Extract and list every line that contains the word "Griechenland".

::: PROVIDED DATA

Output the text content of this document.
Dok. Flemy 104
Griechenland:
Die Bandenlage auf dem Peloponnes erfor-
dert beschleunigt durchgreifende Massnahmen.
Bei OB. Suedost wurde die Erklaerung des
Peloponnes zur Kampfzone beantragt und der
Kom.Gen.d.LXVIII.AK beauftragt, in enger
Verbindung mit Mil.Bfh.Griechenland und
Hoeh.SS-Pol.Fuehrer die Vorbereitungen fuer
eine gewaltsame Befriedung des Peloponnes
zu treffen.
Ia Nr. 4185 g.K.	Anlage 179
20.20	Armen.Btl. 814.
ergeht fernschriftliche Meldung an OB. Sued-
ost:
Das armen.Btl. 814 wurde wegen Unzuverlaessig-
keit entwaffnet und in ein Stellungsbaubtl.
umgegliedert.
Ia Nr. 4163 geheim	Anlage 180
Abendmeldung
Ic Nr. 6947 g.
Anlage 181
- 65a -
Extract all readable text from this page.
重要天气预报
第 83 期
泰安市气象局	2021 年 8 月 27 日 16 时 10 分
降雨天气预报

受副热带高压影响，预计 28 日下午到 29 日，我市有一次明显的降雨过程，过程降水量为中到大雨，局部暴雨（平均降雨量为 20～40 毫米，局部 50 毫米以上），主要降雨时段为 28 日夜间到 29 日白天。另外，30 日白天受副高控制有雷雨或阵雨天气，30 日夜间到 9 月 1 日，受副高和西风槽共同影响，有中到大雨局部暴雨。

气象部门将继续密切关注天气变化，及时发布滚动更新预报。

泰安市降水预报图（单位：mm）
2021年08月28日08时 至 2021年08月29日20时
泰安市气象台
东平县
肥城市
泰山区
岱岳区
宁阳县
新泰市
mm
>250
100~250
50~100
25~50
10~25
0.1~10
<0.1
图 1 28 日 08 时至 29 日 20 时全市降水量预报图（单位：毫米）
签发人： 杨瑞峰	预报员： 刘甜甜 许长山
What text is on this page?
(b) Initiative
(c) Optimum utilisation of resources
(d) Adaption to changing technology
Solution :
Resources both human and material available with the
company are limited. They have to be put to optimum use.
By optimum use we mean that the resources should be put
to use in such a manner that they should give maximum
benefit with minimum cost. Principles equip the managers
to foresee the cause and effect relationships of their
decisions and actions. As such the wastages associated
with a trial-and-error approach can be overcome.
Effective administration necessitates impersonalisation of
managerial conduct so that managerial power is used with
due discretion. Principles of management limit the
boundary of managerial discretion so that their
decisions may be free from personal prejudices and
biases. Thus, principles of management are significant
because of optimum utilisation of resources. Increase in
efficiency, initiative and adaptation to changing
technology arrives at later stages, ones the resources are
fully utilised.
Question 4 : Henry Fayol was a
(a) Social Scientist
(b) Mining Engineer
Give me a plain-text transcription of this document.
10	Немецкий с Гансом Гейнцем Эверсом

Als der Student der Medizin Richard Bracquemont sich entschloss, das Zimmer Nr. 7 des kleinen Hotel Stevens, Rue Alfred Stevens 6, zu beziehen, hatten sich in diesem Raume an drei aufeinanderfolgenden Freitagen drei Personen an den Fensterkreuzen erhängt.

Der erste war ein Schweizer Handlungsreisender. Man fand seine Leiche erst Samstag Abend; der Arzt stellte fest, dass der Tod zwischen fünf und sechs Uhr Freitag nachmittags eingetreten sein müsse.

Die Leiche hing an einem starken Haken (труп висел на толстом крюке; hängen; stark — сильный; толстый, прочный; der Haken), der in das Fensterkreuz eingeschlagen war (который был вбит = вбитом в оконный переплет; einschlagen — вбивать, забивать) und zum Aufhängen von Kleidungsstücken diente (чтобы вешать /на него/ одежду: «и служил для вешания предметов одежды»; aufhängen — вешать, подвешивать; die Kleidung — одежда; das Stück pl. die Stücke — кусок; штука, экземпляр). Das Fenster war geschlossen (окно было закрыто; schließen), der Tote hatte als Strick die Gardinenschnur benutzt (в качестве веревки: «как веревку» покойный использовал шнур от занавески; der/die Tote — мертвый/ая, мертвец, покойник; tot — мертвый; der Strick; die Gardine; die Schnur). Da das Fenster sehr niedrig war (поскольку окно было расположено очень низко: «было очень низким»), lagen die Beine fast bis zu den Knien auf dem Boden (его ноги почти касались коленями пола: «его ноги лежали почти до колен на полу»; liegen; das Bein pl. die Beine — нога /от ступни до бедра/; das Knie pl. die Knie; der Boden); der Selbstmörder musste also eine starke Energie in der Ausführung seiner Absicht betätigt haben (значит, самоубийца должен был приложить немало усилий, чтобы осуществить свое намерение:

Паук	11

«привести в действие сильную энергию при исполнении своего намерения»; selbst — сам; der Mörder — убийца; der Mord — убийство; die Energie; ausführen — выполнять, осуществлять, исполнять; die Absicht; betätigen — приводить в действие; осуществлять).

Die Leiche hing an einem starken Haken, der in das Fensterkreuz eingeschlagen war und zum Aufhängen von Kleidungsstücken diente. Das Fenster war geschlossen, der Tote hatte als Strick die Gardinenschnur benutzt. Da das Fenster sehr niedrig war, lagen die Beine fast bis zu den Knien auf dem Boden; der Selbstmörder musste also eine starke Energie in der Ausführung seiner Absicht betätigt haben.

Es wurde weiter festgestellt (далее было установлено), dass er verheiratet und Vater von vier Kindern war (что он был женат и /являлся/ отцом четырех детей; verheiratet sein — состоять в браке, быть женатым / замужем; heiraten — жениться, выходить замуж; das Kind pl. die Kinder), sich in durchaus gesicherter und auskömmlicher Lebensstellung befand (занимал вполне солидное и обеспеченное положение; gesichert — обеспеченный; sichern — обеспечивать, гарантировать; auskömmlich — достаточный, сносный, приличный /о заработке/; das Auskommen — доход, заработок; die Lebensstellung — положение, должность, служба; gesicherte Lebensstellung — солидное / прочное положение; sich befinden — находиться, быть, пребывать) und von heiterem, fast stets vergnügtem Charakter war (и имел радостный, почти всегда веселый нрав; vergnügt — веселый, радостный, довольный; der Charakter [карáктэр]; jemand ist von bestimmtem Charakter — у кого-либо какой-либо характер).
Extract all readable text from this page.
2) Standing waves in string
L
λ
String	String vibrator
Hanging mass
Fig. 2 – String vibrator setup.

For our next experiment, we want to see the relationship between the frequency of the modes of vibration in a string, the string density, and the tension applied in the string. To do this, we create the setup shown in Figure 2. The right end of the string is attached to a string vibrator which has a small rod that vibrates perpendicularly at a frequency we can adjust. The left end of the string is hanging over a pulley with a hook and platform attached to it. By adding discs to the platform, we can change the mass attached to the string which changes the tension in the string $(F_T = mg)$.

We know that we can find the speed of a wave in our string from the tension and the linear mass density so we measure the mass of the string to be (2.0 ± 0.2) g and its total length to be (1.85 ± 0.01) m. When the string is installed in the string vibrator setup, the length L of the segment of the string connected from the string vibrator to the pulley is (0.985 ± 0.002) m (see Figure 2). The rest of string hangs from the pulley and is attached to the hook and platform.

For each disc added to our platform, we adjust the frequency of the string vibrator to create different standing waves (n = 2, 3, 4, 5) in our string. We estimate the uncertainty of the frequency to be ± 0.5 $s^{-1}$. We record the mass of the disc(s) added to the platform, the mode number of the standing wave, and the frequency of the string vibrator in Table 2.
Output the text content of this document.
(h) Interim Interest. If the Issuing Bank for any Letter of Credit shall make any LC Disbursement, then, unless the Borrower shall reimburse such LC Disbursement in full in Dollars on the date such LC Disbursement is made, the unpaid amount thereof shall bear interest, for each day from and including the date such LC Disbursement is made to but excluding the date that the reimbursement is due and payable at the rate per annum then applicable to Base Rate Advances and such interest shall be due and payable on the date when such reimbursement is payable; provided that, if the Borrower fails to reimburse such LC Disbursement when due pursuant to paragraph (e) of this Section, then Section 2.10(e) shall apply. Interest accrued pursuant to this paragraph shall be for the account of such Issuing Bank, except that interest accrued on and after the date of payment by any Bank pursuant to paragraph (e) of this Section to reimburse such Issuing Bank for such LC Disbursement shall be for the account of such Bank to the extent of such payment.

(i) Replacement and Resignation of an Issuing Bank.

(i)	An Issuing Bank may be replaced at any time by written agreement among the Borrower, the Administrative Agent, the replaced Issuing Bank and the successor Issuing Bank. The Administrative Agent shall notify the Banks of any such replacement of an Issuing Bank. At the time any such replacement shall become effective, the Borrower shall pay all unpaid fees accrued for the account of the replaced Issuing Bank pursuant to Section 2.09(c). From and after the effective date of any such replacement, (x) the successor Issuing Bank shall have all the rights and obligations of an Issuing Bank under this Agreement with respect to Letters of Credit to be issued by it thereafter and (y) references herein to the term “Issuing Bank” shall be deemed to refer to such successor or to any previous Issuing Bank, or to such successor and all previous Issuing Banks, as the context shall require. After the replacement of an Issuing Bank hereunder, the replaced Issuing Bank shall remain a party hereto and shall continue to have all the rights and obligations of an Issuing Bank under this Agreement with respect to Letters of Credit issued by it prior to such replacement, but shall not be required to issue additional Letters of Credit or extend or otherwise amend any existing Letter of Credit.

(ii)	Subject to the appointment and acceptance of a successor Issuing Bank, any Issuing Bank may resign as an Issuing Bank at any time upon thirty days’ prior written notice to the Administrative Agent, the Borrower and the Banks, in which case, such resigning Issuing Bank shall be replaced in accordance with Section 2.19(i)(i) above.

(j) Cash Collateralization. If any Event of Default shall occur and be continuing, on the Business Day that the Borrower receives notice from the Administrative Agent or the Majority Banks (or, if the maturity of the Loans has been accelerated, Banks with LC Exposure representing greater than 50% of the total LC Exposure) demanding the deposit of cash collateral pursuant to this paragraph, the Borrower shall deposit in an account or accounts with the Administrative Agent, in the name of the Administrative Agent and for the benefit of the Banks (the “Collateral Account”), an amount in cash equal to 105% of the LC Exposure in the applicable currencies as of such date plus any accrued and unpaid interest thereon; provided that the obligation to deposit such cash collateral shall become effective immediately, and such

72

::::::

# ANSWER TO THIS EXERCISE:
Griechenland:
Verbindung mit Mil.Bfh.Griechenland und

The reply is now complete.